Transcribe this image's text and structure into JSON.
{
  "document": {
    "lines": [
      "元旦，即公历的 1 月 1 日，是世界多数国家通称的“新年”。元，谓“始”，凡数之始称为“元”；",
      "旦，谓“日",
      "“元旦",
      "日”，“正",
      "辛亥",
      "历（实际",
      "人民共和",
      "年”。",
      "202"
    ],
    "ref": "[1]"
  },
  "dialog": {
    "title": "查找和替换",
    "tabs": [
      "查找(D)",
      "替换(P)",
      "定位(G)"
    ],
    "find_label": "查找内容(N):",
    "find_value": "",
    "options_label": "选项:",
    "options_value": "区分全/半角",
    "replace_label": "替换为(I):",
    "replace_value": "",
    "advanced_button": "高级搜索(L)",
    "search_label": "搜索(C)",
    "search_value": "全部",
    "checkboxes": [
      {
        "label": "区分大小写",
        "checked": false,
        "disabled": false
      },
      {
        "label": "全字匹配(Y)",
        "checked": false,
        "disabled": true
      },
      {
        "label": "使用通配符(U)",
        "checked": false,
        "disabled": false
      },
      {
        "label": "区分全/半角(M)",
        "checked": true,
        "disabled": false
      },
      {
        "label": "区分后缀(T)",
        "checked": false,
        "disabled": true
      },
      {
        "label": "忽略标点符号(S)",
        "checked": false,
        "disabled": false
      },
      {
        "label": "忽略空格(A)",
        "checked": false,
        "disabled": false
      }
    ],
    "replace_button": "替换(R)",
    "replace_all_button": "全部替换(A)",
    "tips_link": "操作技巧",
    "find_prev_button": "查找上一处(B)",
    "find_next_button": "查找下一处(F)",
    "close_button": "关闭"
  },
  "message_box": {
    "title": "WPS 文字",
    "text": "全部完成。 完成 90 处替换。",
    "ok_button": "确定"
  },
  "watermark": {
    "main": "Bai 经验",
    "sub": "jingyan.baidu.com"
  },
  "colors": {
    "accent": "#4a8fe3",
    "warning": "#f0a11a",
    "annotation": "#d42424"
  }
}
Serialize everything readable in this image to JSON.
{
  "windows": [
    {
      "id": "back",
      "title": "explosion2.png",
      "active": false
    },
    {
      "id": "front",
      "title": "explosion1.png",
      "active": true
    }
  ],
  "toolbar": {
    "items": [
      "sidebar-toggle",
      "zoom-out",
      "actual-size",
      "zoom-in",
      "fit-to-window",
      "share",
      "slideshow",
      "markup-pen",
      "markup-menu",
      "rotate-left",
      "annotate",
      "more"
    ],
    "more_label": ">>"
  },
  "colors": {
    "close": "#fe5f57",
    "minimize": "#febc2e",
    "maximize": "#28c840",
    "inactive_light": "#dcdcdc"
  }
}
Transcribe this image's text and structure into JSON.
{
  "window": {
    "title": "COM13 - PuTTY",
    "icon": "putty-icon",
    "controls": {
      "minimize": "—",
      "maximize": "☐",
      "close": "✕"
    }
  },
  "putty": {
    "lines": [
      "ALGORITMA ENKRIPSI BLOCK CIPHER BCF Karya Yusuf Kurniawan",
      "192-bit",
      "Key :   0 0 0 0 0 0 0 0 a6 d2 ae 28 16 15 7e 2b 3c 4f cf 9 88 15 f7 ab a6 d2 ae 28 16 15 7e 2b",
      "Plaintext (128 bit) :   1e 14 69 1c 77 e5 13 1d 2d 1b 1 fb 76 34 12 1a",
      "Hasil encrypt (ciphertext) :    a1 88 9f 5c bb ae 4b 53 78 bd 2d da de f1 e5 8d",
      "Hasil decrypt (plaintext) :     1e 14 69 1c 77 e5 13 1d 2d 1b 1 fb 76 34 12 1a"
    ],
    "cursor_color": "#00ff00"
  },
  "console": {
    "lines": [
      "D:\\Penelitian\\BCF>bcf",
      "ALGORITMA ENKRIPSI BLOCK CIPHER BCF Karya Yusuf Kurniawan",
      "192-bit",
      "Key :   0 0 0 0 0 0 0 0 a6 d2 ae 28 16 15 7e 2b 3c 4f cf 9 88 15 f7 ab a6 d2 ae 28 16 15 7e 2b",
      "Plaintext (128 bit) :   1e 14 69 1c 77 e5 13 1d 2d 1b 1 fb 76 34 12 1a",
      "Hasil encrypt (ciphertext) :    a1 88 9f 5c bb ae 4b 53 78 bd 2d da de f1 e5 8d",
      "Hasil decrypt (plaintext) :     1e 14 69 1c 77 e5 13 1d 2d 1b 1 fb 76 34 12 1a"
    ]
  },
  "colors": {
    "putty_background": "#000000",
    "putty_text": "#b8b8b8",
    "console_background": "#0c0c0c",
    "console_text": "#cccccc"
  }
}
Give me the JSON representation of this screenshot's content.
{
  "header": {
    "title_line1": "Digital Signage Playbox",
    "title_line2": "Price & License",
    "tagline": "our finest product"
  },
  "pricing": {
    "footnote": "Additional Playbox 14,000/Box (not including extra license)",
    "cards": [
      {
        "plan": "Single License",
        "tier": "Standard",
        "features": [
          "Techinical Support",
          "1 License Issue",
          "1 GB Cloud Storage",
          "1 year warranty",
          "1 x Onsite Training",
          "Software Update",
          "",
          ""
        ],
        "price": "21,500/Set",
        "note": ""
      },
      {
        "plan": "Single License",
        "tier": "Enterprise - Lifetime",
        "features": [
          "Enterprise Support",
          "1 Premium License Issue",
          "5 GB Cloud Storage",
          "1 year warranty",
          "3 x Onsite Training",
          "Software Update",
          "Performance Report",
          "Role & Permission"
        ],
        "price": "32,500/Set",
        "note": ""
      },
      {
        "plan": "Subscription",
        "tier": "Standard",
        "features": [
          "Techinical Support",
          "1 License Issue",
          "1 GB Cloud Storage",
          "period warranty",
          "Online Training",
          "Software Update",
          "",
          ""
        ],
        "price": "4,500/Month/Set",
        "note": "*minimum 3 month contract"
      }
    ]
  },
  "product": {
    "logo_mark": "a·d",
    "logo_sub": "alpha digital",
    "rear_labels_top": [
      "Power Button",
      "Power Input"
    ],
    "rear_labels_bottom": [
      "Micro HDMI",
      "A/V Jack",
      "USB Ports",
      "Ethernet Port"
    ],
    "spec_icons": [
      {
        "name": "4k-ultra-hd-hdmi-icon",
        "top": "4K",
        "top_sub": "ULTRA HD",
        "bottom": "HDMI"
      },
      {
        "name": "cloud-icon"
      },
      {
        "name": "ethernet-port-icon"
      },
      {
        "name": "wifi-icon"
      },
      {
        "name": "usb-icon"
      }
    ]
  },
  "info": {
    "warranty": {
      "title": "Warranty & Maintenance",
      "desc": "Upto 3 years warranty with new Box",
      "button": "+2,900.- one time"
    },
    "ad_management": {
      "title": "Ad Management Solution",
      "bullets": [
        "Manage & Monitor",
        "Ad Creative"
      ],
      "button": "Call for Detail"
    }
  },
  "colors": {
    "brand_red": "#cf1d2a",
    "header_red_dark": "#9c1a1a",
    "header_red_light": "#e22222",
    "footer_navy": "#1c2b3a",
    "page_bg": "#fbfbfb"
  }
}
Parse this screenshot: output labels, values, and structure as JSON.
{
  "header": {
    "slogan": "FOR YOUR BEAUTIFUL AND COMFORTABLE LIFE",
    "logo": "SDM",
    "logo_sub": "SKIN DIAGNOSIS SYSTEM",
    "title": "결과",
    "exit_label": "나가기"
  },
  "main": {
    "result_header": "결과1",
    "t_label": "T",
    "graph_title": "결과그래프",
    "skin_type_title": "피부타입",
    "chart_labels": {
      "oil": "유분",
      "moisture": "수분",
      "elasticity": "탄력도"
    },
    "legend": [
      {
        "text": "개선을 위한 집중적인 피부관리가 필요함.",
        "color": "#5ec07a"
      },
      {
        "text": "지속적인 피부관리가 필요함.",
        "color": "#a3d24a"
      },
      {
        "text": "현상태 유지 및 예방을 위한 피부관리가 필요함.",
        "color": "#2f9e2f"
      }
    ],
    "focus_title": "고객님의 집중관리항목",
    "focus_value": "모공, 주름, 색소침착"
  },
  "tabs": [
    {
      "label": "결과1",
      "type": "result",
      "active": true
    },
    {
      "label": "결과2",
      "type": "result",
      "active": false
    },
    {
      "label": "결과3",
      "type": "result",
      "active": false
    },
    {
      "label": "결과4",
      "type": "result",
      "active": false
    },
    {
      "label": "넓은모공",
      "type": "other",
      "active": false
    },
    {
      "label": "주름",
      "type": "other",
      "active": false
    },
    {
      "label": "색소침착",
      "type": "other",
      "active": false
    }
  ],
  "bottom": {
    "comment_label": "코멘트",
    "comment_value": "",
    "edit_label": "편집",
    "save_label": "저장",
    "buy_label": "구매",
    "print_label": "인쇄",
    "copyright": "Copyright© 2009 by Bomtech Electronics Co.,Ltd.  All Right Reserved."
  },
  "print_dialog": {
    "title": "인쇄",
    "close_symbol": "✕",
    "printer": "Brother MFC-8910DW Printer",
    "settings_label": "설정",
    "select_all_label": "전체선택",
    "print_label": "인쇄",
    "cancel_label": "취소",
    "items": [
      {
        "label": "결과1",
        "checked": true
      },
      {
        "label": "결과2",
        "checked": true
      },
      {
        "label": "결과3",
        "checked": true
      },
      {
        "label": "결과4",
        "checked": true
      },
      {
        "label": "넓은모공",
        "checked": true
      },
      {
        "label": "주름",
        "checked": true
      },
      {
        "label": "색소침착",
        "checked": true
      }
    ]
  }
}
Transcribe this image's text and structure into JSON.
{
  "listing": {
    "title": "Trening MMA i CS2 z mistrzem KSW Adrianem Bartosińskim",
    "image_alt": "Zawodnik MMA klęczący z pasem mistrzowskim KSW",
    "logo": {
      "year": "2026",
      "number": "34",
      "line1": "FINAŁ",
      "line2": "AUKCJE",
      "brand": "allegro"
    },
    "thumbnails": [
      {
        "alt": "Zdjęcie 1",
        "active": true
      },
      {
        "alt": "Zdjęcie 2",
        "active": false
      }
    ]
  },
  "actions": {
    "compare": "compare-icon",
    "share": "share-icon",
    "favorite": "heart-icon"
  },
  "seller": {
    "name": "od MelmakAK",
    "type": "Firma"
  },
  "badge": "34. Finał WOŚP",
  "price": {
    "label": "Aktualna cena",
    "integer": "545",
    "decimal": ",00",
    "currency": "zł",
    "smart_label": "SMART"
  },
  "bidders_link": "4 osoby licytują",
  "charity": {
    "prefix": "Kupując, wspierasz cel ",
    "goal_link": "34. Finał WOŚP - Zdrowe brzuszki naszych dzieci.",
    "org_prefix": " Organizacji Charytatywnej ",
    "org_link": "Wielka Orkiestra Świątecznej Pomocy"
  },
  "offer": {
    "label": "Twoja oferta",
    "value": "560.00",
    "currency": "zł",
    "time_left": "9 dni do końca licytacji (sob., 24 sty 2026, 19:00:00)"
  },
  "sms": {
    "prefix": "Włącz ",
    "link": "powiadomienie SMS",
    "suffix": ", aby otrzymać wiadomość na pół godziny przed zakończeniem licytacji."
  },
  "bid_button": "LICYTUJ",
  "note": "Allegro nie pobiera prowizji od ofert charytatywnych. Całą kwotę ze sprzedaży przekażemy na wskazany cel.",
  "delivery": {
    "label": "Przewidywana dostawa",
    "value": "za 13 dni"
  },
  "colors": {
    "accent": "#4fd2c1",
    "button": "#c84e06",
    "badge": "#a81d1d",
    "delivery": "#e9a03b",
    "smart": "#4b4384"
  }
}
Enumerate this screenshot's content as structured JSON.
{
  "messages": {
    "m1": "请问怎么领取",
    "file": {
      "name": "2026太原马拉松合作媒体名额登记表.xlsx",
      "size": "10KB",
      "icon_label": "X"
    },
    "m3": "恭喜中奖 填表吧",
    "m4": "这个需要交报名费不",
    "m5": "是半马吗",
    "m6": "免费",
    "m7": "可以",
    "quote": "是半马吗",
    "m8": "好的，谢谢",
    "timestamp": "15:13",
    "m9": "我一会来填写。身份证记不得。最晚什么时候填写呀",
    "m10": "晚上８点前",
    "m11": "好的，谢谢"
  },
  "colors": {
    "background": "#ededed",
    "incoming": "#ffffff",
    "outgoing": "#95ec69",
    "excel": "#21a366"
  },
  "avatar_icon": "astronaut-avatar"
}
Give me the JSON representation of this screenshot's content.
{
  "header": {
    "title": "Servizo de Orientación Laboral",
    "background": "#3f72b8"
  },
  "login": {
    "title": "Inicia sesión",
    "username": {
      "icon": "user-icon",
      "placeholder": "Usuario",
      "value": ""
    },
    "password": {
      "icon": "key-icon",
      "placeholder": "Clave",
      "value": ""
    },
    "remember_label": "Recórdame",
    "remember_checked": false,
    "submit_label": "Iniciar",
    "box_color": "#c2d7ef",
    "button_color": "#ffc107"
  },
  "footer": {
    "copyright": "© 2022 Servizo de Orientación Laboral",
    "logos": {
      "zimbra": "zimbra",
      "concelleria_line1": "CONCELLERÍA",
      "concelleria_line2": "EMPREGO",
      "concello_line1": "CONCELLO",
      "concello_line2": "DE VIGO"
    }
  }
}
_ _ _ _
● Written instruction
Scan the material above. Copy each line where "placeholder" occurs.

● Exercise response
      "placeholder": "Usuario",
      "placeholder": "Clave",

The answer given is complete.